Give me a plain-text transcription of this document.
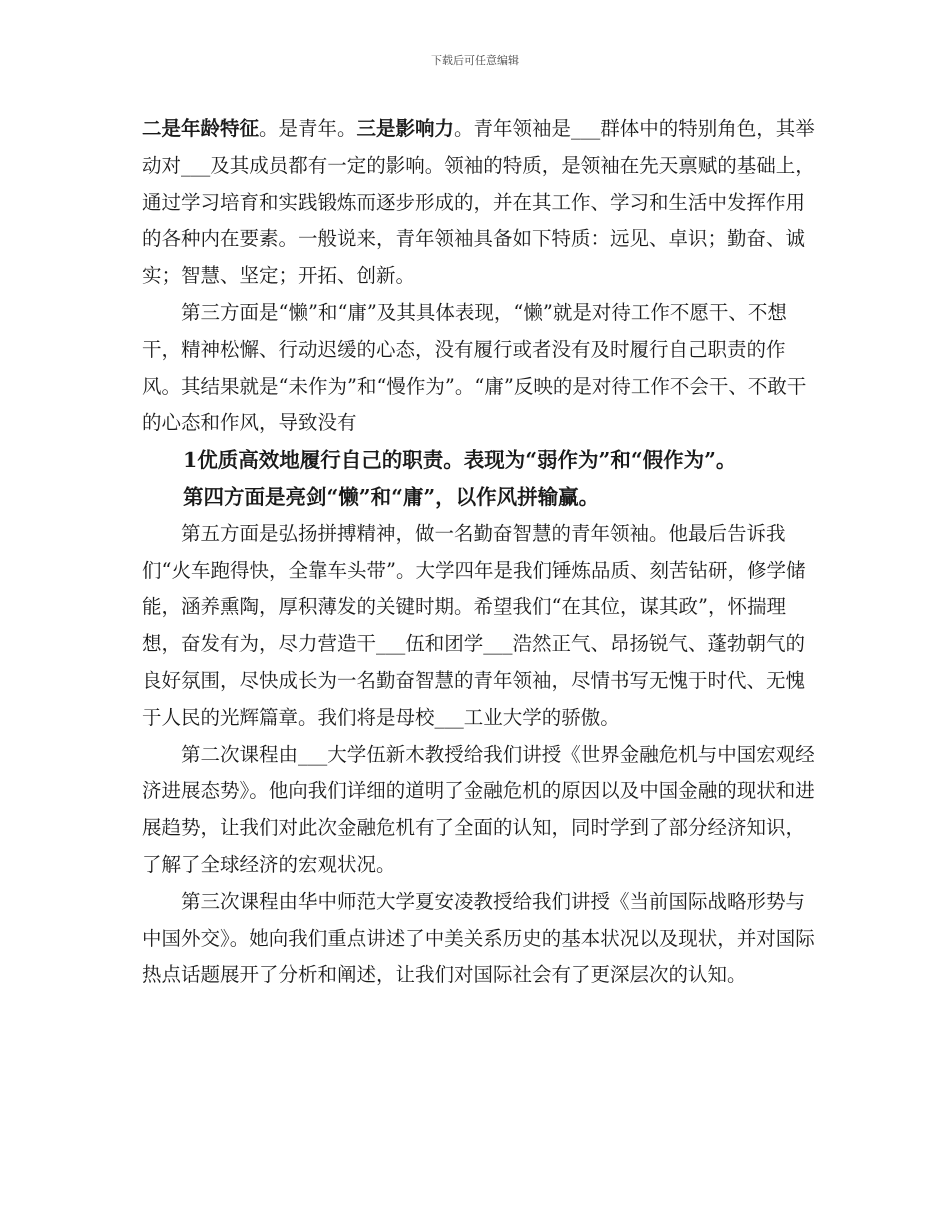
下载后可任意编辑

二是年龄特征。是青年。三是影响力。青年领袖是___群体中的特别角色，其举动对___及其成员都有一定的影响。领袖的特质，是领袖在先天禀赋的基础上，通过学习培育和实践锻炼而逐步形成的，并在其工作、学习和生活中发挥作用的各种内在要素。一般说来，青年领袖具备如下特质：远见、卓识；勤奋、诚实；智慧、坚定；开拓、创新。

第三方面是“懒”和“庸”及其具体表现，“懒”就是对待工作不愿干、不想干，精神松懈、行动迟缓的心态，没有履行或者没有及时履行自己职责的作风。其结果就是“未作为”和“慢作为”。“庸”反映的是对待工作不会干、不敢干的心态和作风，导致没有

1优质高效地履行自己的职责。表现为“弱作为”和“假作为”。

第四方面是亮剑“懒”和“庸”，以作风拼输赢。

第五方面是弘扬拼搏精神，做一名勤奋智慧的青年领袖。他最后告诉我们“火车跑得快，全靠车头带”。大学四年是我们锤炼品质、刻苦钻研，修学储能，涵养熏陶，厚积薄发的关键时期。希望我们“在其位，谋其政”，怀揣理想，奋发有为，尽力营造干___伍和团学___浩然正气、昂扬锐气、蓬勃朝气的良好氛围，尽快成长为一名勤奋智慧的青年领袖，尽情书写无愧于时代、无愧于人民的光辉篇章。我们将是母校___工业大学的骄傲。

第二次课程由___大学伍新木教授给我们讲授《世界金融危机与中国宏观经济进展态势》。他向我们详细的道明了金融危机的原因以及中国金融的现状和进展趋势，让我们对此次金融危机有了全面的认知，同时学到了部分经济知识，了解了全球经济的宏观状况。

第三次课程由华中师范大学夏安凌教授给我们讲授《当前国际战略形势与中国外交》。她向我们重点讲述了中美关系历史的基本状况以及现状，并对国际热点话题展开了分析和阐述，让我们对国际社会有了更深层次的认知。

──────────────────────────────

Write out the entries again, exactly as given, skipping any images.

Give me a plain-text transcription of this document.
下载后可任意编辑

二是年龄特征。是青年。三是影响力。青年领袖是___群体中的特别角色，其举动对___及其成员都有一定的影响。领袖的特质，是领袖在先天禀赋的基础上，通过学习培育和实践锻炼而逐步形成的，并在其工作、学习和生活中发挥作用的各种内在要素。一般说来，青年领袖具备如下特质：远见、卓识；勤奋、诚实；智慧、坚定；开拓、创新。

第三方面是“懒”和“庸”及其具体表现，“懒”就是对待工作不愿干、不想干，精神松懈、行动迟缓的心态，没有履行或者没有及时履行自己职责的作风。其结果就是“未作为”和“慢作为”。“庸”反映的是对待工作不会干、不敢干的心态和作风，导致没有

1优质高效地履行自己的职责。表现为“弱作为”和“假作为”。

第四方面是亮剑“懒”和“庸”，以作风拼输赢。

第五方面是弘扬拼搏精神，做一名勤奋智慧的青年领袖。他最后告诉我们“火车跑得快，全靠车头带”。大学四年是我们锤炼品质、刻苦钻研，修学储能，涵养熏陶，厚积薄发的关键时期。希望我们“在其位，谋其政”，怀揣理想，奋发有为，尽力营造干___伍和团学___浩然正气、昂扬锐气、蓬勃朝气的良好氛围，尽快成长为一名勤奋智慧的青年领袖，尽情书写无愧于时代、无愧于人民的光辉篇章。我们将是母校___工业大学的骄傲。

第二次课程由___大学伍新木教授给我们讲授《世界金融危机与中国宏观经济进展态势》。他向我们详细的道明了金融危机的原因以及中国金融的现状和进展趋势，让我们对此次金融危机有了全面的认知，同时学到了部分经济知识，了解了全球经济的宏观状况。

第三次课程由华中师范大学夏安凌教授给我们讲授《当前国际战略形势与中国外交》。她向我们重点讲述了中美关系历史的基本状况以及现状，并对国际热点话题展开了分析和阐述，让我们对国际社会有了更深层次的认知。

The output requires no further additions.